Reproduce every record below exactly as written, leaving out any pictures.

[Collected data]
^^^^^^^^^^^^^^^^
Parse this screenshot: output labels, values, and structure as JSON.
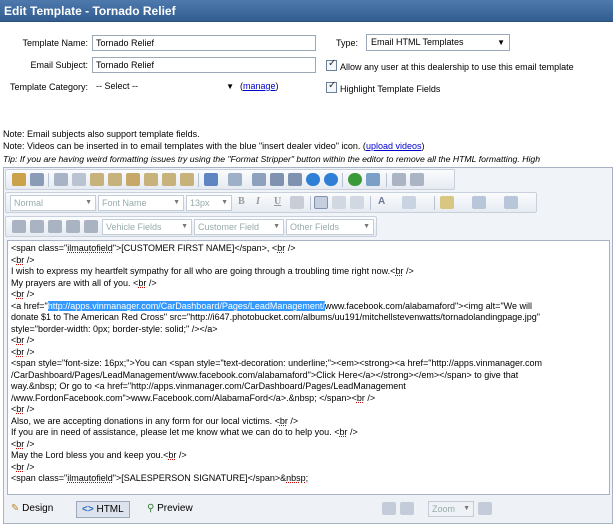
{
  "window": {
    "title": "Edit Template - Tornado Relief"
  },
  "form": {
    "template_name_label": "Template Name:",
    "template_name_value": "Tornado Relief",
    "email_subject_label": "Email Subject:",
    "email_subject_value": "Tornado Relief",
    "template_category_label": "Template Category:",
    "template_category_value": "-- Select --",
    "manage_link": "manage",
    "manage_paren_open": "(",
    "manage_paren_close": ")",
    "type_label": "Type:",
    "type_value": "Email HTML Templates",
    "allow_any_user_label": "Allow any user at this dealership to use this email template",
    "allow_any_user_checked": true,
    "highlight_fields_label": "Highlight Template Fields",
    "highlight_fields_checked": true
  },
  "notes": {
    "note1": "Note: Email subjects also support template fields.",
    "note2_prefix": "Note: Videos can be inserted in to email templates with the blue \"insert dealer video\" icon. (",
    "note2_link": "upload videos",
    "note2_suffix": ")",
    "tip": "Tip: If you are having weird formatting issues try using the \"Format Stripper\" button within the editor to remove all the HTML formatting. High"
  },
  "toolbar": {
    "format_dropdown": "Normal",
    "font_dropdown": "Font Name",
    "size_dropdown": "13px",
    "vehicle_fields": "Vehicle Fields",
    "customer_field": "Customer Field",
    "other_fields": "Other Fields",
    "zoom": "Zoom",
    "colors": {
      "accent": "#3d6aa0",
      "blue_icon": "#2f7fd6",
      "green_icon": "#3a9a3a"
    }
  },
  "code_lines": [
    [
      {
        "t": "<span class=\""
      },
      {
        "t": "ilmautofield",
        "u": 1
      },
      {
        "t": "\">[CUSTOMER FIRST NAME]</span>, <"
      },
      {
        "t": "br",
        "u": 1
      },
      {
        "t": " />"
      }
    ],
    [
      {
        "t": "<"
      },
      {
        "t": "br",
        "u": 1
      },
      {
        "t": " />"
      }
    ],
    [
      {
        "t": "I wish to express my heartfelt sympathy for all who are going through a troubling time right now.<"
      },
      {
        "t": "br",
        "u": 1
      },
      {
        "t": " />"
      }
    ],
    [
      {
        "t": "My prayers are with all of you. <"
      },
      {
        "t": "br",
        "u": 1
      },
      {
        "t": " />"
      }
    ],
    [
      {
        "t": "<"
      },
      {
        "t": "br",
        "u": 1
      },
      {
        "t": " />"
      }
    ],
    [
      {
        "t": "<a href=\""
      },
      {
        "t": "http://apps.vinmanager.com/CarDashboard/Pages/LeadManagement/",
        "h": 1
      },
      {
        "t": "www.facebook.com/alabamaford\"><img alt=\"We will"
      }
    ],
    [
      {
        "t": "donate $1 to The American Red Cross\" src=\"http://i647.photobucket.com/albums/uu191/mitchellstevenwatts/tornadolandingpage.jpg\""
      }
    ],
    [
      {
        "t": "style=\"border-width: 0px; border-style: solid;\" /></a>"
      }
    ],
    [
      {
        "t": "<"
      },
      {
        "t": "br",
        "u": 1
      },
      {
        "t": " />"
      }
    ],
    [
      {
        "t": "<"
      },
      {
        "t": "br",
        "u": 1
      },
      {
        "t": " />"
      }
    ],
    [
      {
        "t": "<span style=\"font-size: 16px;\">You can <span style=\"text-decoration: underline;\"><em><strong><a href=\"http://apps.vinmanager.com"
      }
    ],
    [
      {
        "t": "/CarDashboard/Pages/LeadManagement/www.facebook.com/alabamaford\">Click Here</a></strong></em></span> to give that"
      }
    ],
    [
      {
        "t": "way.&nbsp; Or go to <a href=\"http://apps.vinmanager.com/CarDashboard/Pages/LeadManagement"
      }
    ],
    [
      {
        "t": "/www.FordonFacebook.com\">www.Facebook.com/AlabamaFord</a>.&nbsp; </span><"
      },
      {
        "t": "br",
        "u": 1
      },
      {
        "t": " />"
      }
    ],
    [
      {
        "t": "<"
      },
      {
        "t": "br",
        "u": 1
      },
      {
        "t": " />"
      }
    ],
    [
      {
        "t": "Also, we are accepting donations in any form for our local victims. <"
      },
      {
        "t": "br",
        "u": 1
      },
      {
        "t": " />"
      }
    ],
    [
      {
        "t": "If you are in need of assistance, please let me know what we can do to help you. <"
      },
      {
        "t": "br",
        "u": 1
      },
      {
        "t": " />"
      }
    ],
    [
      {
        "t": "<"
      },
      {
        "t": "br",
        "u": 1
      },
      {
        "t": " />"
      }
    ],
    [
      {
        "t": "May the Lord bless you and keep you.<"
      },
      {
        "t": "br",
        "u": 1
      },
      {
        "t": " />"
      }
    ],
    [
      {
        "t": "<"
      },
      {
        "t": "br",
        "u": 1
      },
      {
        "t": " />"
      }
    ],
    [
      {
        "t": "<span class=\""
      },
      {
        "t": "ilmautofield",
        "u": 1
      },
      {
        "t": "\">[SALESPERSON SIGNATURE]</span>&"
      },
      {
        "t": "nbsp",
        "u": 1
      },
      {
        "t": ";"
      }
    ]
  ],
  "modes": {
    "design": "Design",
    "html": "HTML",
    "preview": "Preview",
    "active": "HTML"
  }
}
^^^^^^^^^^^^^^^^
• Final result:
Parse this screenshot: output labels, values, and structure as JSON.
{
  "window": {
    "title": "Edit Template - Tornado Relief"
  },
  "form": {
    "template_name_label": "Template Name:",
    "template_name_value": "Tornado Relief",
    "email_subject_label": "Email Subject:",
    "email_subject_value": "Tornado Relief",
    "template_category_label": "Template Category:",
    "template_category_value": "-- Select --",
    "manage_link": "manage",
    "manage_paren_open": "(",
    "manage_paren_close": ")",
    "type_label": "Type:",
    "type_value": "Email HTML Templates",
    "allow_any_user_label": "Allow any user at this dealership to use this email template",
    "allow_any_user_checked": true,
    "highlight_fields_label": "Highlight Template Fields",
    "highlight_fields_checked": true
  },
  "notes": {
    "note1": "Note: Email subjects also support template fields.",
    "note2_prefix": "Note: Videos can be inserted in to email templates with the blue \"insert dealer video\" icon. (",
    "note2_link": "upload videos",
    "note2_suffix": ")",
    "tip": "Tip: If you are having weird formatting issues try using the \"Format Stripper\" button within the editor to remove all the HTML formatting. High"
  },
  "toolbar": {
    "format_dropdown": "Normal",
    "font_dropdown": "Font Name",
    "size_dropdown": "13px",
    "vehicle_fields": "Vehicle Fields",
    "customer_field": "Customer Field",
    "other_fields": "Other Fields",
    "zoom": "Zoom",
    "colors": {
      "accent": "#3d6aa0",
      "blue_icon": "#2f7fd6",
      "green_icon": "#3a9a3a"
    }
  },
  "code_lines": [
    [
      {
        "t": "<span class=\""
      },
      {
        "t": "ilmautofield",
        "u": 1
      },
      {
        "t": "\">[CUSTOMER FIRST NAME]</span>, <"
      },
      {
        "t": "br",
        "u": 1
      },
      {
        "t": " />"
      }
    ],
    [
      {
        "t": "<"
      },
      {
        "t": "br",
        "u": 1
      },
      {
        "t": " />"
      }
    ],
    [
      {
        "t": "I wish to express my heartfelt sympathy for all who are going through a troubling time right now.<"
      },
      {
        "t": "br",
        "u": 1
      },
      {
        "t": " />"
      }
    ],
    [
      {
        "t": "My prayers are with all of you. <"
      },
      {
        "t": "br",
        "u": 1
      },
      {
        "t": " />"
      }
    ],
    [
      {
        "t": "<"
      },
      {
        "t": "br",
        "u": 1
      },
      {
        "t": " />"
      }
    ],
    [
      {
        "t": "<a href=\""
      },
      {
        "t": "http://apps.vinmanager.com/CarDashboard/Pages/LeadManagement/",
        "h": 1
      },
      {
        "t": "www.facebook.com/alabamaford\"><img alt=\"We will"
      }
    ],
    [
      {
        "t": "donate $1 to The American Red Cross\" src=\"http://i647.photobucket.com/albums/uu191/mitchellstevenwatts/tornadolandingpage.jpg\""
      }
    ],
    [
      {
        "t": "style=\"border-width: 0px; border-style: solid;\" /></a>"
      }
    ],
    [
      {
        "t": "<"
      },
      {
        "t": "br",
        "u": 1
      },
      {
        "t": " />"
      }
    ],
    [
      {
        "t": "<"
      },
      {
        "t": "br",
        "u": 1
      },
      {
        "t": " />"
      }
    ],
    [
      {
        "t": "<span style=\"font-size: 16px;\">You can <span style=\"text-decoration: underline;\"><em><strong><a href=\"http://apps.vinmanager.com"
      }
    ],
    [
      {
        "t": "/CarDashboard/Pages/LeadManagement/www.facebook.com/alabamaford\">Click Here</a></strong></em></span> to give that"
      }
    ],
    [
      {
        "t": "way.&nbsp; Or go to <a href=\"http://apps.vinmanager.com/CarDashboard/Pages/LeadManagement"
      }
    ],
    [
      {
        "t": "/www.FordonFacebook.com\">www.Facebook.com/AlabamaFord</a>.&nbsp; </span><"
      },
      {
        "t": "br",
        "u": 1
      },
      {
        "t": " />"
      }
    ],
    [
      {
        "t": "<"
      },
      {
        "t": "br",
        "u": 1
      },
      {
        "t": " />"
      }
    ],
    [
      {
        "t": "Also, we are accepting donations in any form for our local victims. <"
      },
      {
        "t": "br",
        "u": 1
      },
      {
        "t": " />"
      }
    ],
    [
      {
        "t": "If you are in need of assistance, please let me know what we can do to help you. <"
      },
      {
        "t": "br",
        "u": 1
      },
      {
        "t": " />"
      }
    ],
    [
      {
        "t": "<"
      },
      {
        "t": "br",
        "u": 1
      },
      {
        "t": " />"
      }
    ],
    [
      {
        "t": "May the Lord bless you and keep you.<"
      },
      {
        "t": "br",
        "u": 1
      },
      {
        "t": " />"
      }
    ],
    [
      {
        "t": "<"
      },
      {
        "t": "br",
        "u": 1
      },
      {
        "t": " />"
      }
    ],
    [
      {
        "t": "<span class=\""
      },
      {
        "t": "ilmautofield",
        "u": 1
      },
      {
        "t": "\">[SALESPERSON SIGNATURE]</span>&"
      },
      {
        "t": "nbsp",
        "u": 1
      },
      {
        "t": ";"
      }
    ]
  ],
  "modes": {
    "design": "Design",
    "html": "HTML",
    "preview": "Preview",
    "active": "HTML"
  }
}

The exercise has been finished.